Work instructions:
Quote the blog post word for word, beginning at "So I started" and stopping after "of its demise.".

Document segment:
Rinse and repeat, blog style

So I changed my blog again.

I think all the changes I end up doing to it follow a pattern. It keeps getting simpler.

The first iteration I made, which was a self developed and self hosted blog, was started because I wanted to be more proficient with Ruby on Rails. I built it from scratch and learned a lot about complex ActiveRecord relations. Internally it had a complex admin zone,with URL shortening and even image galleries. The posts were done in Textile markup. It was good and by all means useful to me. But then, like with your two year old smartphone, it happened. I was fed up with it. And because of that I ended up writing less.

So I started a new version of it, but now with Octopress. The idea was fascinating to me: using a repository to have all my posts stored in Markdown, and static pages generation. I was able to store it directly on GitHub pages, as the content was statically generated. I had to extract all the posts, tags and links from the old one, so I programmed an extraction script that translated everything to markdown with the correct file naming and formatting requirements of the platform. I grabbed a free theme and I modified it to my liking, I added more modules and a few plugins of my own, tinkered a bit with the CSS and had a good time. But, as always, I grew up tired of it. It gave me a few headaches with ruby dependencies and a broken deploy function was the trigger of its demise.

(Document understanding data)
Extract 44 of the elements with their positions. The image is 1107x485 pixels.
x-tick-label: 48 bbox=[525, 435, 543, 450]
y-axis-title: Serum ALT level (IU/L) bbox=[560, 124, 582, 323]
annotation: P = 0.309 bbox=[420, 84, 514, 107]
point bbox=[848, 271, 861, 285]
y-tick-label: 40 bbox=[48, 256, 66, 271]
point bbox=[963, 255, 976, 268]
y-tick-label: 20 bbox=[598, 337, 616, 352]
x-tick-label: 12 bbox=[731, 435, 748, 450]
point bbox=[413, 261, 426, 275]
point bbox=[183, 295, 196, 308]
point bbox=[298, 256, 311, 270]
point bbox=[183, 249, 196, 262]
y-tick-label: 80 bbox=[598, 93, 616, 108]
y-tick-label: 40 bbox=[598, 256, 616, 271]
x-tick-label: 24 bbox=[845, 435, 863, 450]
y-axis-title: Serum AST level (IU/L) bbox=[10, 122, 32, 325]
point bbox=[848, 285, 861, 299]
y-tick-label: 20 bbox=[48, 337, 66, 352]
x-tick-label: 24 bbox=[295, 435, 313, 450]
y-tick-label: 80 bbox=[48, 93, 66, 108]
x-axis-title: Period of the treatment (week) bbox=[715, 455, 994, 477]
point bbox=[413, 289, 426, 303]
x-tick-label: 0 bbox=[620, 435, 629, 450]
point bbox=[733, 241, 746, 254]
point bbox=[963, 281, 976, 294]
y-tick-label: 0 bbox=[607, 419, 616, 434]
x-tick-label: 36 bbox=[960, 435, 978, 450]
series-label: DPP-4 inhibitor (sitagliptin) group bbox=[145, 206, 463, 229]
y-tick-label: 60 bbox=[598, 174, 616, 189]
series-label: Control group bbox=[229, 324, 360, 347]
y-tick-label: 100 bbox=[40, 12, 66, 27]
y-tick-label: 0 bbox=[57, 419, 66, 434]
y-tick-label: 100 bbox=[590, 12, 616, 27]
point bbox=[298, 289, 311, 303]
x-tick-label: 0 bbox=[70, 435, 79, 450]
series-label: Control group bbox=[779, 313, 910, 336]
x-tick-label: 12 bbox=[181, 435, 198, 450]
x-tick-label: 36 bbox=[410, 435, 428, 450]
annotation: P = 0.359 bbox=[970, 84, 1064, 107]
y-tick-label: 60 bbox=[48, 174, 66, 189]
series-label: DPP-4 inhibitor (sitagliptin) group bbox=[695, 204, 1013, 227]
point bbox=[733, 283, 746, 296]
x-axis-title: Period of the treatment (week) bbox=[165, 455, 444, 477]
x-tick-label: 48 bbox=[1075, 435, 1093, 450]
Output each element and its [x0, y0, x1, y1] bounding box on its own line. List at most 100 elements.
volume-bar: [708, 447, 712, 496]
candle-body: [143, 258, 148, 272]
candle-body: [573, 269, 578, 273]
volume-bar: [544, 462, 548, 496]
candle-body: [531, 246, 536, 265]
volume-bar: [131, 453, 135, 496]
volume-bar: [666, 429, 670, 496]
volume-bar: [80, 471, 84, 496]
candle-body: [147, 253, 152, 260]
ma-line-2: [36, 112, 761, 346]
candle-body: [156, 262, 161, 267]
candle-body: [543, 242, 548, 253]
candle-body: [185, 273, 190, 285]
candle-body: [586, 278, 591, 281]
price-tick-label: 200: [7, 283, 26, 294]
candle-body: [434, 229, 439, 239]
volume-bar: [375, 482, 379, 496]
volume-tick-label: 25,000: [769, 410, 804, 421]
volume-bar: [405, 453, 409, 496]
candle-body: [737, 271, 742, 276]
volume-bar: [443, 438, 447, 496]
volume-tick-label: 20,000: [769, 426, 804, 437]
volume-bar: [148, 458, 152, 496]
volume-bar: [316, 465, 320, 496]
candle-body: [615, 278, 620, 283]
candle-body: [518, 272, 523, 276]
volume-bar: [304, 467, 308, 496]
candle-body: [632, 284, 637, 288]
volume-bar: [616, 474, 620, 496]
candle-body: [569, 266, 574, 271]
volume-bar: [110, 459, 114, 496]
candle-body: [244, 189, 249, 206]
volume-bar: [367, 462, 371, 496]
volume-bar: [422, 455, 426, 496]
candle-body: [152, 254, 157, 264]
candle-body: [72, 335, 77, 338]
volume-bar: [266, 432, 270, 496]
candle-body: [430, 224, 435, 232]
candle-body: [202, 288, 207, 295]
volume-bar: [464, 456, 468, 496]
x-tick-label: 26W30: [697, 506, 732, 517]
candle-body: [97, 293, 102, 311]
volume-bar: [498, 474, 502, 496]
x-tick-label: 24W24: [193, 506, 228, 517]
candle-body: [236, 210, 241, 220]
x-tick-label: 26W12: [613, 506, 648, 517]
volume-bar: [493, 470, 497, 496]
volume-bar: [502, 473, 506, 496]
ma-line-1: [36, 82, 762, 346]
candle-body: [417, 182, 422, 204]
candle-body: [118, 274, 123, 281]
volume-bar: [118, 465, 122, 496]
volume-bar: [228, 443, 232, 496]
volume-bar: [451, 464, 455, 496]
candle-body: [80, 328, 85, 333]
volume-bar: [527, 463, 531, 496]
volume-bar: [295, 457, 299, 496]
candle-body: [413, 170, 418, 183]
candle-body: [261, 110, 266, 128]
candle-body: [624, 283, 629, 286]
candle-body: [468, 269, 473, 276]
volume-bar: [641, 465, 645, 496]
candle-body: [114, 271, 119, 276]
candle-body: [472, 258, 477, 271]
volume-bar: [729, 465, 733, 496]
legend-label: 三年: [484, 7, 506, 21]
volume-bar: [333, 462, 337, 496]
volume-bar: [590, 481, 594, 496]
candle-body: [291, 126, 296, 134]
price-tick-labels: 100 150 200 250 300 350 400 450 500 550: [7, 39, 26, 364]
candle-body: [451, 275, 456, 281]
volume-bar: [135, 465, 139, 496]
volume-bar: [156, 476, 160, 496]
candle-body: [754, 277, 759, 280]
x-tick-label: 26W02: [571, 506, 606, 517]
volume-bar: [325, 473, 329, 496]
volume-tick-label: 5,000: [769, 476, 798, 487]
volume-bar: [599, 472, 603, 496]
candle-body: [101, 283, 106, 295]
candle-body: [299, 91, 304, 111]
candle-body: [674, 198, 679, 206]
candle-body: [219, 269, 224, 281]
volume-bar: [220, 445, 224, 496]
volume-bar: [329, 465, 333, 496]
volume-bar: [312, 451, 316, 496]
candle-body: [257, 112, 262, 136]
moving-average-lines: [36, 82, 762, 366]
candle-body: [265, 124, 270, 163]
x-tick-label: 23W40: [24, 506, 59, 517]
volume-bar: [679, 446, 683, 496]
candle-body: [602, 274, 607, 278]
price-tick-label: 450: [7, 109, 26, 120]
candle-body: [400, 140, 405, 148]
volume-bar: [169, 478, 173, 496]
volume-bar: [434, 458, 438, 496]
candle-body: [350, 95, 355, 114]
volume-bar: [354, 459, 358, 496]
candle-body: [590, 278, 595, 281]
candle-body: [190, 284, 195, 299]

Answer space:
So I started a new version of it, but now with Octopress. The idea was fascinating to me: using a repository to have all my posts stored in Markdown, and static pages generation. I was able to store it directly on GitHub pages, as the content was statically generated. I had to extract all the posts, tags and links from the old one, so I programmed an extraction script that translated everything to markdown with the correct file naming and formatting requirements of the platform. I grabbed a free theme and I modified it to my liking, I added more modules and a few plugins of my own, tinkered a bit with the CSS and had a good time. But, as always, I grew up tired of it. It gave me a few headaches with ruby dependencies and a broken deploy function was the trigger of its demise.